Alternative to COUNT for innodb to prevent table scan?

I've managed to put together a query that works for my needs, albeit more complicated than I was hoping. But, for the size of tables the query is slower than it should be (0.17s). The reason, based on the EXPLAIN provided below, is because there is a table scan on the meta_relationships table due to it having the COUNT in the WHERE clause on an innodb engine.
Query:
SELECT
posts.post_id,posts.post_name,
GROUP_CONCAT(IF(meta_data.type = 'category', meta.meta_name,null)) AS category,
GROUP_CONCAT(IF(meta_data.type = 'tag', meta.meta_name,null)) AS tag
FROM posts
RIGHT JOIN meta_relationships ON (posts.post_id = meta_relationships.object_id)
LEFT JOIN meta_data ON meta_relationships.meta_data_id = meta_data.meta_data_id
LEFT JOIN meta ON meta_data.meta_id = meta.meta_id
WHERE meta.meta_name = computers AND meta_relationships.object_id
NOT IN (SELECT meta_relationships.object_id FROM meta_relationships
GROUP BY meta_relationships.object_id HAVING count(*) > 1)
GROUP BY meta_relationships.object_id
This particular query, selects posts which have ONLY the computers category. The purpose of count > 1 is to exclude posts that contain computers/hardware, computers/software, etc. The more categories that are selected, the higher the count would be.
Ideally, I'd like to get it functioning like this:
WHERE meta.meta_name IN ('computers') AND meta_relationships.meta_order IN (0)
or
WHERE meta.meta_name IN ('computers','software')
AND meta_relationships.meta_order IN (0,1)
etc..
But unfortunately this doesn't work, because it doesn't take into consideration that there may be a meta_relationships.meta_order = 2.
I've tried...
WHERE meta.meta_name IN ('computers')
GROUP BY meta_relationships.meta_order
HAVING meta_relationships.meta_order IN (0) AND meta_relationships.meta_order NOT IN (1)
but it doesn't return the correct amount of rows.

++++++++++

> BRIEF 1:
From the text on avoiding table scans with COUNT in InnoDB, reproduce the passage starting at "I've tried..." and ending at "amount of rows.", renaming "meta_order" to "sort_order" throughout.
> BRIEF 2:
According to the text on avoiding table scans with COUNT in InnoDB, on which table does the table scan occur?
The lines that follow have no connection to the text on avoiding table scans with COUNT in InnoDB.

> INFORMATION SHOWN:
++++++++++

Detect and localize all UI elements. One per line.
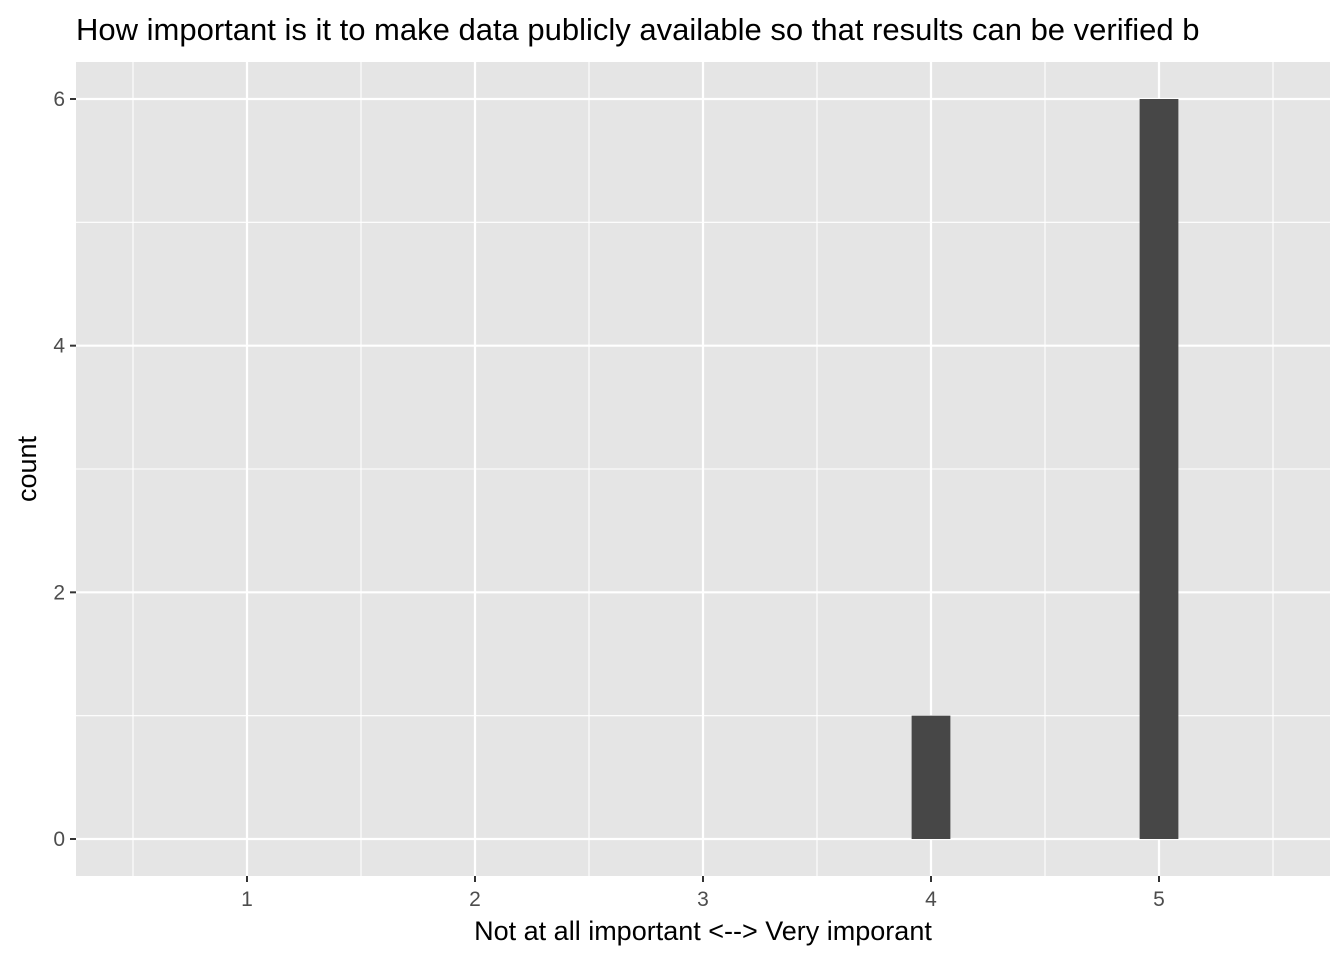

++++++++++

> FULL RESPONSE 1:
I've tried...
WHERE meta.meta_name IN ('computers')
GROUP BY meta_relationships.sort_order
HAVING meta_relationships.sort_order IN (0) AND meta_relationships.sort_order NOT IN (1)
but it doesn't return the correct amount of rows.

> FULL RESPONSE 2:
The meta_relationships table.